Records =
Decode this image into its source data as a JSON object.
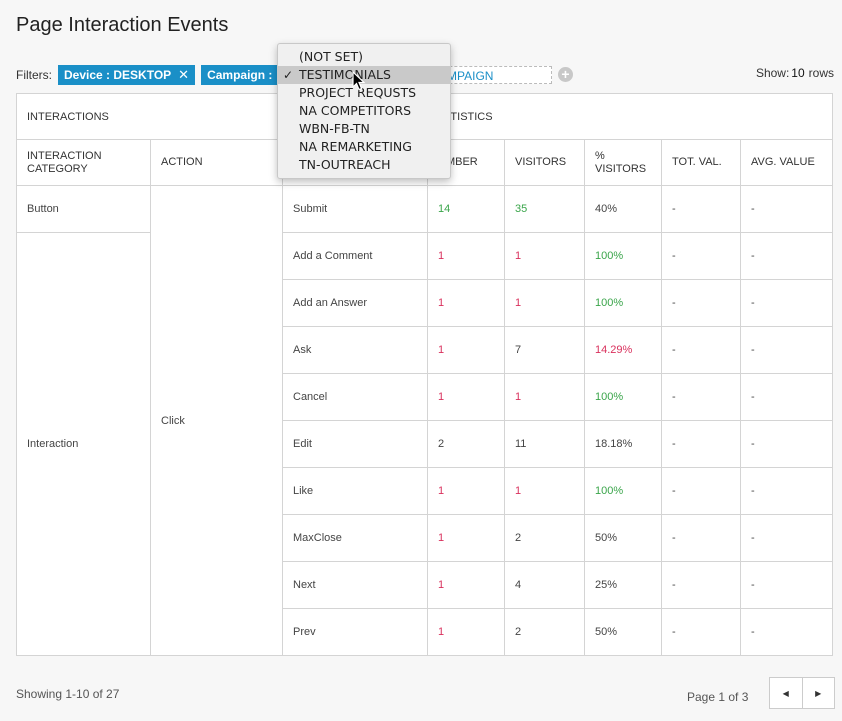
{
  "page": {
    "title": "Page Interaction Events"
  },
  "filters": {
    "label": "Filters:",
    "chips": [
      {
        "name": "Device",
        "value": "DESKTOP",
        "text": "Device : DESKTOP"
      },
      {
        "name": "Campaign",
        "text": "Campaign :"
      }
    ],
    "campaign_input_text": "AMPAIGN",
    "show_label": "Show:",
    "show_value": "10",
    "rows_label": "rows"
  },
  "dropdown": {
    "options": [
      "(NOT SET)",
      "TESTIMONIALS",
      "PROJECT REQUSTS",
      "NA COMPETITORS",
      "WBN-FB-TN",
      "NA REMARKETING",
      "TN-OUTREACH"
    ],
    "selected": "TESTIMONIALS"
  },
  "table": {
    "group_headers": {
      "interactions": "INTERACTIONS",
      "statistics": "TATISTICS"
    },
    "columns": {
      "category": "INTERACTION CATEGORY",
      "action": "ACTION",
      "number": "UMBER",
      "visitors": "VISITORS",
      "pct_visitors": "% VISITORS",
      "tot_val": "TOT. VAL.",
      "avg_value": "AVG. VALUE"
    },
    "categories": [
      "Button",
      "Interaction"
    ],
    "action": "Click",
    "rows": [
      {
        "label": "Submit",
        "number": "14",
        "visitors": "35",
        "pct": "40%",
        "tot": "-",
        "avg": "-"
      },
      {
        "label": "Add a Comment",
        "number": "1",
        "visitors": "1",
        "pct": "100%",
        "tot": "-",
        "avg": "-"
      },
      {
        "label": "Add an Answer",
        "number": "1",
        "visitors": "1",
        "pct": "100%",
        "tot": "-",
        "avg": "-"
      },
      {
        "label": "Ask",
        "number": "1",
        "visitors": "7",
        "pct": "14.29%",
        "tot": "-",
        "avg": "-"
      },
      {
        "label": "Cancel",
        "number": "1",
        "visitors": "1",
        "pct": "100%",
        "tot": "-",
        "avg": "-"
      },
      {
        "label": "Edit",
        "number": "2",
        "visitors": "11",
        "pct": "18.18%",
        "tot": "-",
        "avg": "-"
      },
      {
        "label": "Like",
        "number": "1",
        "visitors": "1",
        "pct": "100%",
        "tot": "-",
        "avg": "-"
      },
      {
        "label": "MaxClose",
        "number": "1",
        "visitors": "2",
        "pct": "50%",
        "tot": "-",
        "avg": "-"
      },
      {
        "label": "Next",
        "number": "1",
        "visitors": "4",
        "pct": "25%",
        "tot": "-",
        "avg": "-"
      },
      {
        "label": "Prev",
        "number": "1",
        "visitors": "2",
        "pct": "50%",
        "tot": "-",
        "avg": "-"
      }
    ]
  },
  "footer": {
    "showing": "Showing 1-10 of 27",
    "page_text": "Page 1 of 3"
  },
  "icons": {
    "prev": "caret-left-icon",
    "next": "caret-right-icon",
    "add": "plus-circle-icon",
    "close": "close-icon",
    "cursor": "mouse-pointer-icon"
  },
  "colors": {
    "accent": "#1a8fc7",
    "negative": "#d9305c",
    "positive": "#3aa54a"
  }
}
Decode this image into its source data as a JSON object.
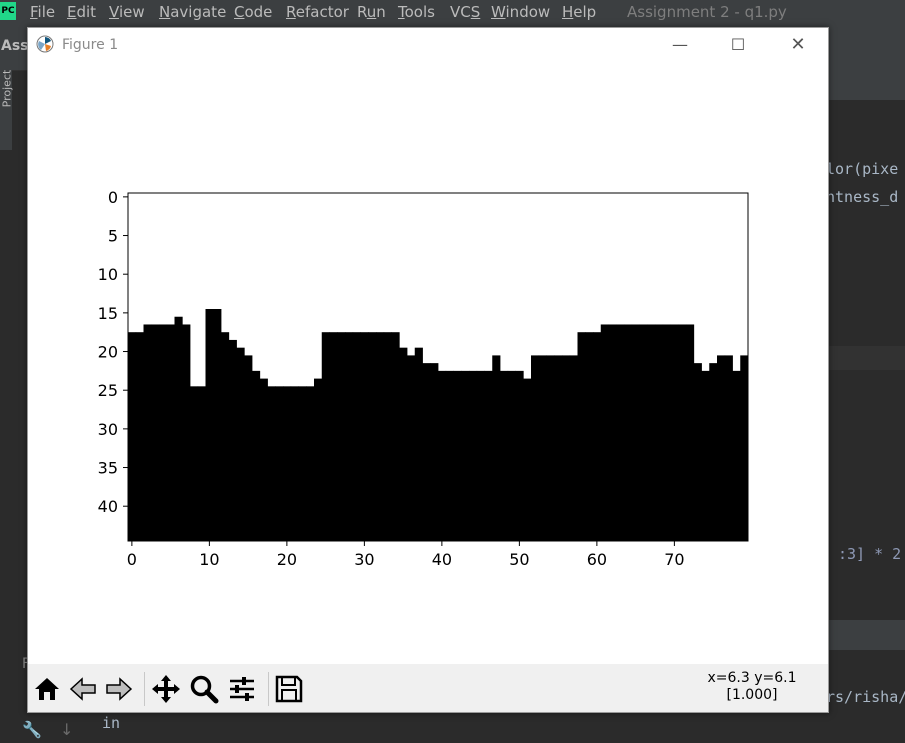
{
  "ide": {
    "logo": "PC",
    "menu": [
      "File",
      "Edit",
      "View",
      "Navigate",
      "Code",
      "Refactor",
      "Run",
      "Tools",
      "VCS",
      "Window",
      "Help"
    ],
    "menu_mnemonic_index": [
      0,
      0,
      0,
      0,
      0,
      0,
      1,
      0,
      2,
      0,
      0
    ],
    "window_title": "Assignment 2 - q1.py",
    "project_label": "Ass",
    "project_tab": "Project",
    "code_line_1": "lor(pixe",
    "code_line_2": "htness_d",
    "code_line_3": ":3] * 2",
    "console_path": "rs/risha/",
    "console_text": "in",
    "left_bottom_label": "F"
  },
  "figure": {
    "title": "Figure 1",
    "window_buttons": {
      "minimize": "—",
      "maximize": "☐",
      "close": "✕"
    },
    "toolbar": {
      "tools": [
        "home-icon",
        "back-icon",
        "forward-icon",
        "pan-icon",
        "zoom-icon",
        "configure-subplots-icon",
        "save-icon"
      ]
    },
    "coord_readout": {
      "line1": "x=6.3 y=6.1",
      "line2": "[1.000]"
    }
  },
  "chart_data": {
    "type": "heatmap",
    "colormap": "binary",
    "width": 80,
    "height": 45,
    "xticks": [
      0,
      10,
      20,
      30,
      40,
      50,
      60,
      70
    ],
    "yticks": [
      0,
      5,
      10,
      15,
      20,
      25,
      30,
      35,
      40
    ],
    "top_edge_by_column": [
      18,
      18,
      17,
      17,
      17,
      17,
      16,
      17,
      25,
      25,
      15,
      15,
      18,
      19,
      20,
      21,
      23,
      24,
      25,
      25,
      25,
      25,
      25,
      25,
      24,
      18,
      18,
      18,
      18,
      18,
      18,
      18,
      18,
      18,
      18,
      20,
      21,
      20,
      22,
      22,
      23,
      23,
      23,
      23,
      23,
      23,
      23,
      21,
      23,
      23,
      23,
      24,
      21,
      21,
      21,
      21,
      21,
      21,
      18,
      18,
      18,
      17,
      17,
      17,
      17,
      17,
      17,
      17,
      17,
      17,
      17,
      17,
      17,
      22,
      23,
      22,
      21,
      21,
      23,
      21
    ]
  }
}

What to do =
A single figure is required: the number of lines above in which the word "caret" occurs.

In response =
2